[What is asked] Which lines contain the word "sons"? Return each of them as written.

(Records excerpted from a collection)

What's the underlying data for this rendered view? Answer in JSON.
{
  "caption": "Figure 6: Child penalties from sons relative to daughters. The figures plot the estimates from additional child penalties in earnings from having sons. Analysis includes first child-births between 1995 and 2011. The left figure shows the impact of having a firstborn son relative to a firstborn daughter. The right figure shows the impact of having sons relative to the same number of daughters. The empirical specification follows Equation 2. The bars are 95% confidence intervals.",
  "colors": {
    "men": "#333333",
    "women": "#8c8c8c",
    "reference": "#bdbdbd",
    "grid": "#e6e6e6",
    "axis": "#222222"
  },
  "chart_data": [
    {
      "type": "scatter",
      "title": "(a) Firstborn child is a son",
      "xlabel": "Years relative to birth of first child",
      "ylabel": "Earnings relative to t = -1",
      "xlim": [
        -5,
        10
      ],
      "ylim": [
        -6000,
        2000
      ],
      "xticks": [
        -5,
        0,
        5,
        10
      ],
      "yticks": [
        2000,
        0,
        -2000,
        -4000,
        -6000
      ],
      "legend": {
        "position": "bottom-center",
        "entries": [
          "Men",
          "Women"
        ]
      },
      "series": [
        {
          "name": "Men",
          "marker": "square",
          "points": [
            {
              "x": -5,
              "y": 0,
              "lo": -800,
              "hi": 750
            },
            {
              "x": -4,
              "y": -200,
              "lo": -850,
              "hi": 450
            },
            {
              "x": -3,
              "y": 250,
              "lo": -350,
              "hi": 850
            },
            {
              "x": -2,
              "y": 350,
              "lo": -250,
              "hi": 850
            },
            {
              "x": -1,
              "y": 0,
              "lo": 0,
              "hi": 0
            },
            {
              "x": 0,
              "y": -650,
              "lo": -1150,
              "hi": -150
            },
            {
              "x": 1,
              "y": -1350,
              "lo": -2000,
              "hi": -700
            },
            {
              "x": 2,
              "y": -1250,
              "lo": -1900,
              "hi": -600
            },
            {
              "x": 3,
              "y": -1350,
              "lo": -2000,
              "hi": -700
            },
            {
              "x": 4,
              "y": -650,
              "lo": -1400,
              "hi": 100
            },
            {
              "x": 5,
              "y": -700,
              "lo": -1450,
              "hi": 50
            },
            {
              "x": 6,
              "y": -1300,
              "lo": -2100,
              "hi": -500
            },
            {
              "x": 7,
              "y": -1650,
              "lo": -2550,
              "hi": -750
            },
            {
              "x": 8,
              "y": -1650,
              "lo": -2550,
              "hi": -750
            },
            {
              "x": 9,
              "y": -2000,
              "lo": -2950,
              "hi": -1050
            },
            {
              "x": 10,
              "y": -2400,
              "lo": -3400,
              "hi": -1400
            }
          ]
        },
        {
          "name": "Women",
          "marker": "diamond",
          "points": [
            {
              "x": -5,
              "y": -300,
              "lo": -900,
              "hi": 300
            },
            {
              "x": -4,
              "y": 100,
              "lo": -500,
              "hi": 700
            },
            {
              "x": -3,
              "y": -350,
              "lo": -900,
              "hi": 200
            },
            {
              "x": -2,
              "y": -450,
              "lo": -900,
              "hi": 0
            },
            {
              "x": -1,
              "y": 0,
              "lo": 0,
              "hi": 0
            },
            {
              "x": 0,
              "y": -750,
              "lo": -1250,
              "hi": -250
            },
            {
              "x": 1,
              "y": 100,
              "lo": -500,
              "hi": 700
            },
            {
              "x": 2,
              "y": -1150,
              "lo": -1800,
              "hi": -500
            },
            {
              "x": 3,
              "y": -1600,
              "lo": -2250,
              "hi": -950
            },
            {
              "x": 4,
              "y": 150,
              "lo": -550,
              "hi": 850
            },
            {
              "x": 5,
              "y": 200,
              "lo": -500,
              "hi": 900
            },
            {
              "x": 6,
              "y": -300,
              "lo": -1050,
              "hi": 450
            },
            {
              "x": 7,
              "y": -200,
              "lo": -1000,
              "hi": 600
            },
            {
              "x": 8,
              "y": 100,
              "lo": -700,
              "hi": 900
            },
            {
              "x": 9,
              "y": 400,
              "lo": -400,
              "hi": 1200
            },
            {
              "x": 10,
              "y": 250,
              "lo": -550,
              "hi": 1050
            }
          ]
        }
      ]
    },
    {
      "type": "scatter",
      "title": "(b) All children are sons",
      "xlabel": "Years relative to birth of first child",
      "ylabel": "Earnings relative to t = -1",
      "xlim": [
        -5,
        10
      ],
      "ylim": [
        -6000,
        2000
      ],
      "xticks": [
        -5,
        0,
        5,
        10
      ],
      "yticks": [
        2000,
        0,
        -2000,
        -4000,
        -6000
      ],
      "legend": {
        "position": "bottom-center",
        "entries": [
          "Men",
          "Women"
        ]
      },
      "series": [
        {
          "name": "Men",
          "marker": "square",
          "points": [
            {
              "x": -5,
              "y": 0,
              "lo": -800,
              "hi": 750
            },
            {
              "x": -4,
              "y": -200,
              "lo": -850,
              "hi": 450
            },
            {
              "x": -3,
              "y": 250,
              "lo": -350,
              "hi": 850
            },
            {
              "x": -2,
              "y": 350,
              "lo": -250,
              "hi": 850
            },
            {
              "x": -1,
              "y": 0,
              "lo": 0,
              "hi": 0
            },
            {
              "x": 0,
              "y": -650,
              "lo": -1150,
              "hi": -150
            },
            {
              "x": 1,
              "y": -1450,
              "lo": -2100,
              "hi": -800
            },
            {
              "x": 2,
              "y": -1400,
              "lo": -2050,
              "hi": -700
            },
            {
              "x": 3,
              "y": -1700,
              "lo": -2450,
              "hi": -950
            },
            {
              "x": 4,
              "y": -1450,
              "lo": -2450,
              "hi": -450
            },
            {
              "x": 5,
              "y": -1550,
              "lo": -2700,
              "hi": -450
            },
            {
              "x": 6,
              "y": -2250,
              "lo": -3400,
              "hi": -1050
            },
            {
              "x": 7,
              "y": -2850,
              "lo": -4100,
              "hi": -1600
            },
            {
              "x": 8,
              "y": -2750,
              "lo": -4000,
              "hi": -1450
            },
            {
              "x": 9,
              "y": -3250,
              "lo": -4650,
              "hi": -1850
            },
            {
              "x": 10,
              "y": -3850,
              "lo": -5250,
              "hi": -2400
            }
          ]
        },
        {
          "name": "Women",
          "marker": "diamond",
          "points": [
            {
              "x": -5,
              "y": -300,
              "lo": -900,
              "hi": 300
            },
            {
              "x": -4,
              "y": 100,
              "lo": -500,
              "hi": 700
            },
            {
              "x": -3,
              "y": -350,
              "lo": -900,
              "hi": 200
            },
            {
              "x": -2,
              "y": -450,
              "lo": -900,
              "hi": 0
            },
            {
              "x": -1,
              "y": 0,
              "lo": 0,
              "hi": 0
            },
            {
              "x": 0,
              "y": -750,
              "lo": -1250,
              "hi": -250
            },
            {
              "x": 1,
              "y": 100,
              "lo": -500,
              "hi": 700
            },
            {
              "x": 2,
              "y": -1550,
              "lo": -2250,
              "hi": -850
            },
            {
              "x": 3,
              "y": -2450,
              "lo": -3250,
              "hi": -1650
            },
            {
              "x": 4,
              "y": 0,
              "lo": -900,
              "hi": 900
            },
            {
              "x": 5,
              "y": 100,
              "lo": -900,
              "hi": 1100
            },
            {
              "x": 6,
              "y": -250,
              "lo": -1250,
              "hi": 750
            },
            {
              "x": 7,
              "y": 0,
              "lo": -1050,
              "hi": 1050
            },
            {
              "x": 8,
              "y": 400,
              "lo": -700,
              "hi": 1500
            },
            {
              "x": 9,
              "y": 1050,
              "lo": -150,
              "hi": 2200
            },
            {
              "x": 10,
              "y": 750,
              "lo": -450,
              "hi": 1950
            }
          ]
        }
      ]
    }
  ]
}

[Answer to this exercise]
  "caption": "Figure 6: Child penalties from sons relative to daughters. The figures plot the estimates from additional child penalties in earnings from having sons. Analysis includes first child-births between 1995 and 2011. The left figure shows the impact of having a firstborn son relative to a firstborn daughter. The right figure shows the impact of having sons relative to the same number of daughters. The empirical specification follows Equation 2. The bars are 95% confidence intervals.",
      "title": "(b) All children are sons",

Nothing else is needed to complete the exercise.